[Directions] Some lines in the records below may hold the word "wireless"; give the number of those lines and nothing else.
** begin Data supplied **
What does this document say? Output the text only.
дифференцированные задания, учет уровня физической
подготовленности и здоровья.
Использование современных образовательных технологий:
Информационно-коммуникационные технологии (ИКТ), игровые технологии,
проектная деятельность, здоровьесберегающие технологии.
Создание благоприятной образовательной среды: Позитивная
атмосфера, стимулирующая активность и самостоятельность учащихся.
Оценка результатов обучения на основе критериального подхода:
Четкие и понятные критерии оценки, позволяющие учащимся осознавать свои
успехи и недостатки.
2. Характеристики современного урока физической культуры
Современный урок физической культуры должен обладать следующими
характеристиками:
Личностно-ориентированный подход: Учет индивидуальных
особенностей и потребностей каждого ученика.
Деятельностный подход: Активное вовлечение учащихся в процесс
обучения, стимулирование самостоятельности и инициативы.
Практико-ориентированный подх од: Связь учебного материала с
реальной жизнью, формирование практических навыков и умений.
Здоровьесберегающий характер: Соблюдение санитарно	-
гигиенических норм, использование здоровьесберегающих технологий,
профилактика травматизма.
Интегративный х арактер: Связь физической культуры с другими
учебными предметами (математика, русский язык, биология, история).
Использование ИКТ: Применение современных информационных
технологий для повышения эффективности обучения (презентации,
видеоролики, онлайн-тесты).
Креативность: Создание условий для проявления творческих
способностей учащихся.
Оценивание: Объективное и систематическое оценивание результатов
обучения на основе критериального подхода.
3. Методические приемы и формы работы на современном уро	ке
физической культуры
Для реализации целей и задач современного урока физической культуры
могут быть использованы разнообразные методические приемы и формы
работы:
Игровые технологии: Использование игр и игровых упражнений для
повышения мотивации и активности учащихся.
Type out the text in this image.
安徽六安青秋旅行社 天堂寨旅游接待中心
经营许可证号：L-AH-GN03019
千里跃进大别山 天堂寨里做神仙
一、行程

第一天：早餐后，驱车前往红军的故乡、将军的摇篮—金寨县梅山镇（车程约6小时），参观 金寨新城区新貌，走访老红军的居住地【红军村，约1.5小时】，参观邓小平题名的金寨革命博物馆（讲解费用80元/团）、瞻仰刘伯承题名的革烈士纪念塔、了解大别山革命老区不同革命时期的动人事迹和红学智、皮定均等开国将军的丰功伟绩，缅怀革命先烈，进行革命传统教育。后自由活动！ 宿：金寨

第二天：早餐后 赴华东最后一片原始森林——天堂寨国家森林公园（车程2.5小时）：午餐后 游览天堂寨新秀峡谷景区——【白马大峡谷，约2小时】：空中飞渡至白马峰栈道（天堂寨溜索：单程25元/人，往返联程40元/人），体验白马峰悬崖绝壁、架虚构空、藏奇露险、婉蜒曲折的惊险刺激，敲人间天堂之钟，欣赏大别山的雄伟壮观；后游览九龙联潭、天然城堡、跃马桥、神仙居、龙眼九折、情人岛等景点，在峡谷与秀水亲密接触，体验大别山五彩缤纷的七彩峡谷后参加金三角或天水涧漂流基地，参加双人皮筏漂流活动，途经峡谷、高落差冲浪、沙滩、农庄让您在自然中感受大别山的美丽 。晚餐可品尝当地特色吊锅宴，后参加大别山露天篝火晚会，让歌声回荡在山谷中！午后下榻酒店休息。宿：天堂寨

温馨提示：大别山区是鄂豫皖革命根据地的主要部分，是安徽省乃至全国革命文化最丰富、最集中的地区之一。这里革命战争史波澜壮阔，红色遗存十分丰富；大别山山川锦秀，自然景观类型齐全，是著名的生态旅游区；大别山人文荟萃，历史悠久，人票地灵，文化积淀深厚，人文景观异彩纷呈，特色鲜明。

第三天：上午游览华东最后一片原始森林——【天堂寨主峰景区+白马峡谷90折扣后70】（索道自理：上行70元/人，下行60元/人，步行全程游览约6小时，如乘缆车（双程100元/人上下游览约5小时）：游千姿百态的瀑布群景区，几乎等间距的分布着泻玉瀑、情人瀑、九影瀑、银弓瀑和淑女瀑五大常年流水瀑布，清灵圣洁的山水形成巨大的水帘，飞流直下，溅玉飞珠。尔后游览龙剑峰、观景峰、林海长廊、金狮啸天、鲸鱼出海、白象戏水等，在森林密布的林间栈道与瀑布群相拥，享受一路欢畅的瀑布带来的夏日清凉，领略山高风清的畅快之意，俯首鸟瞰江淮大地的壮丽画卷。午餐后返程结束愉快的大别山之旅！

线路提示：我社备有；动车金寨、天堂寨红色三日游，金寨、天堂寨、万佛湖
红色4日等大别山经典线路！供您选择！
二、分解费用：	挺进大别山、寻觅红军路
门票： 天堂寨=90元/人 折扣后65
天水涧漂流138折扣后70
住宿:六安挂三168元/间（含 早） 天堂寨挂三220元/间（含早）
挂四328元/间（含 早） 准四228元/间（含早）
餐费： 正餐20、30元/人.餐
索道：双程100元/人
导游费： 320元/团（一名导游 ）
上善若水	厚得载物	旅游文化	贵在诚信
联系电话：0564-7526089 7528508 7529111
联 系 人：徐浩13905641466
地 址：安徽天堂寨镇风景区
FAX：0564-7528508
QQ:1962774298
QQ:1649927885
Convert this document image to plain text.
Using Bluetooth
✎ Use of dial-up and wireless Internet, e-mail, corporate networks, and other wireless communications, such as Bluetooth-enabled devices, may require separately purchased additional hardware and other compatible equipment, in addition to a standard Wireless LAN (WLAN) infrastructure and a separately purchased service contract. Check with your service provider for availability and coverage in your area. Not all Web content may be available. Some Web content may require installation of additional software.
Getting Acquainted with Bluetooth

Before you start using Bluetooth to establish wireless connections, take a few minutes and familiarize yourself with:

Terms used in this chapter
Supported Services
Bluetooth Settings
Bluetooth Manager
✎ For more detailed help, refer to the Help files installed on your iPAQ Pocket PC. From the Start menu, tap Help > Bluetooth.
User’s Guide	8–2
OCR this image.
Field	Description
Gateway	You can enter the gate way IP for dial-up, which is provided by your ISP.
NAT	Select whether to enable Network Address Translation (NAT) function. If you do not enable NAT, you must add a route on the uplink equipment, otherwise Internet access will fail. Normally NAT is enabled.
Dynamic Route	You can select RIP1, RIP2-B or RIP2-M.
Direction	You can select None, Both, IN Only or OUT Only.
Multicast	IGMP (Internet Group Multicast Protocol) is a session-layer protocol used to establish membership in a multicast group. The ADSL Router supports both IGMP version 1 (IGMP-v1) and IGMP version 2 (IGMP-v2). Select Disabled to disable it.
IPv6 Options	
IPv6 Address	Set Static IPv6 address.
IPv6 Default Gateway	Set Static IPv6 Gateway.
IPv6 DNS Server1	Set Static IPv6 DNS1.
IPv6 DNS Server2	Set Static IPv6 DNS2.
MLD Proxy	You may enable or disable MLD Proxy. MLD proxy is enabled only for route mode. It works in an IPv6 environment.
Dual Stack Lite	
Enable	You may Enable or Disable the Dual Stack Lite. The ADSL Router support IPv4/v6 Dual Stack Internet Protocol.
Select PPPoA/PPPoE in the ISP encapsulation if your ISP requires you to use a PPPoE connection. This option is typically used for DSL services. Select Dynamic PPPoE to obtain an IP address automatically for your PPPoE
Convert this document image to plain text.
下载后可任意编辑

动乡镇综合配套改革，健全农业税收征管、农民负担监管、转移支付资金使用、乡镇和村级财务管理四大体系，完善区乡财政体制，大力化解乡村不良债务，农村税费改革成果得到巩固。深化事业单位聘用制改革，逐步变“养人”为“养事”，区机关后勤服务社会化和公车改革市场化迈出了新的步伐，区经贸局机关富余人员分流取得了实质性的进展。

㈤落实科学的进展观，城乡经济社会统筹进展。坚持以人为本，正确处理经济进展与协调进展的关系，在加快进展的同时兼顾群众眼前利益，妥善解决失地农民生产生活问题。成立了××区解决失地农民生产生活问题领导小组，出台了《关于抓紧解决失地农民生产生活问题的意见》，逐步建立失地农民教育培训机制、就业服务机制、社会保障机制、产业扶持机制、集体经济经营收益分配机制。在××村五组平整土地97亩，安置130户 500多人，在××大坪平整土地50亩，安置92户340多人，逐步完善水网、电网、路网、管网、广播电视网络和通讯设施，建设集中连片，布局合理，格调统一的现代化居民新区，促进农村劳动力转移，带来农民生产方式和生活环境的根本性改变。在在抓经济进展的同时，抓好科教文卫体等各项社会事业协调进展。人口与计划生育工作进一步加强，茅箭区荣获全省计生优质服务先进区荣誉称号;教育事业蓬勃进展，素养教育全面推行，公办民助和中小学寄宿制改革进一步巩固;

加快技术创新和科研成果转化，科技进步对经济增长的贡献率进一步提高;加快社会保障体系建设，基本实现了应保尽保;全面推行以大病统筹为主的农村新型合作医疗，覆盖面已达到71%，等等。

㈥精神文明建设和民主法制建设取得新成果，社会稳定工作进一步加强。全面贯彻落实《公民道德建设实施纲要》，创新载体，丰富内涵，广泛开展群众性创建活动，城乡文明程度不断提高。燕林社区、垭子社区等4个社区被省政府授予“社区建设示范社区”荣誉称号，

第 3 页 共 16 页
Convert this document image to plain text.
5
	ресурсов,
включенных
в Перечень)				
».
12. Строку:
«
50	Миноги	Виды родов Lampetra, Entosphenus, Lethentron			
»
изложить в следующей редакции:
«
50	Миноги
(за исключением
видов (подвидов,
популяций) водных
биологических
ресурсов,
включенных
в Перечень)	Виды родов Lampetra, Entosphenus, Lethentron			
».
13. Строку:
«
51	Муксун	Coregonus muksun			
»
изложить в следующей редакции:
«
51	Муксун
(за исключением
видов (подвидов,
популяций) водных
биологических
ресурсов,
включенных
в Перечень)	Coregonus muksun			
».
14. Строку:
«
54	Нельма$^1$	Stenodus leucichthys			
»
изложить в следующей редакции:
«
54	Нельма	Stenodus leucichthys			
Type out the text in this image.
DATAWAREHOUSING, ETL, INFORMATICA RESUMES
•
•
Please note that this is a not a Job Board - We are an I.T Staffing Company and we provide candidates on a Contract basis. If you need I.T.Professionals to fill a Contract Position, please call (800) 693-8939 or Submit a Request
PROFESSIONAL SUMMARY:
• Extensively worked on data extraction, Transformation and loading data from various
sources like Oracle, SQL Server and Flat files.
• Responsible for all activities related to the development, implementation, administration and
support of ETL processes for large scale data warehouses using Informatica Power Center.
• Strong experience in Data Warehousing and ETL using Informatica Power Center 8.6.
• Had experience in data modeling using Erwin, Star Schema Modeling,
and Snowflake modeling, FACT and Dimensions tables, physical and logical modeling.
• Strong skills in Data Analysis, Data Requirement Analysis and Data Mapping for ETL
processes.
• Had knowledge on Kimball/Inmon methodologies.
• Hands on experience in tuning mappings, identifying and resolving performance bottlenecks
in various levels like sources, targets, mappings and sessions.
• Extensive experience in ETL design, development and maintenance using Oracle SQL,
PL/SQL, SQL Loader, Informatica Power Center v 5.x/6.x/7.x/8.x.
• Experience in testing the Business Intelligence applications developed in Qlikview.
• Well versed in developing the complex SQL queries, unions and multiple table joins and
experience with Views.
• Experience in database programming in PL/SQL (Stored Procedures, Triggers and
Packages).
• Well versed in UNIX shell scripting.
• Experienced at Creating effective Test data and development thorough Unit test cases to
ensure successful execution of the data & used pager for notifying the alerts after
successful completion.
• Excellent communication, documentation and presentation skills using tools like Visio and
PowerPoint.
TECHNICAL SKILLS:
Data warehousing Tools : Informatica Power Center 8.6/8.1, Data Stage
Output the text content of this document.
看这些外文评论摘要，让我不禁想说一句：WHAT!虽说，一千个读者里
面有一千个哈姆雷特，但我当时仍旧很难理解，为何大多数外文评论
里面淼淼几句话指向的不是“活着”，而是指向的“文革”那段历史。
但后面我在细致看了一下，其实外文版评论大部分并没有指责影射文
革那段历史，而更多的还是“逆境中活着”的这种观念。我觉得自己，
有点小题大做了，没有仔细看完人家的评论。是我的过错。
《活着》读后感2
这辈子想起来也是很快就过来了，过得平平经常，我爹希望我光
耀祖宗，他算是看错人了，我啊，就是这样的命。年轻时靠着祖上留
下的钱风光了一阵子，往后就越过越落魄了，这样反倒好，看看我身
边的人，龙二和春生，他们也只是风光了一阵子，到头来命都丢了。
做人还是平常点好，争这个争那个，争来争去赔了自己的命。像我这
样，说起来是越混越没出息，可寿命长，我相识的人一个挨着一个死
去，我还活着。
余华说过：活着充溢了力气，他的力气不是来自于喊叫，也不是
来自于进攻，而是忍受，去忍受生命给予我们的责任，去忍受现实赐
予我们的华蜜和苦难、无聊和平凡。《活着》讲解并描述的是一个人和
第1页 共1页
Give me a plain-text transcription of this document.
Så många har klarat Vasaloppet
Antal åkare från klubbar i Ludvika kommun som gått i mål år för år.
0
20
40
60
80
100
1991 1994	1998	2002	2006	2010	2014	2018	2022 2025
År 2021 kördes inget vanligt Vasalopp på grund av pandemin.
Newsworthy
** end Data supplied **
[Result] 2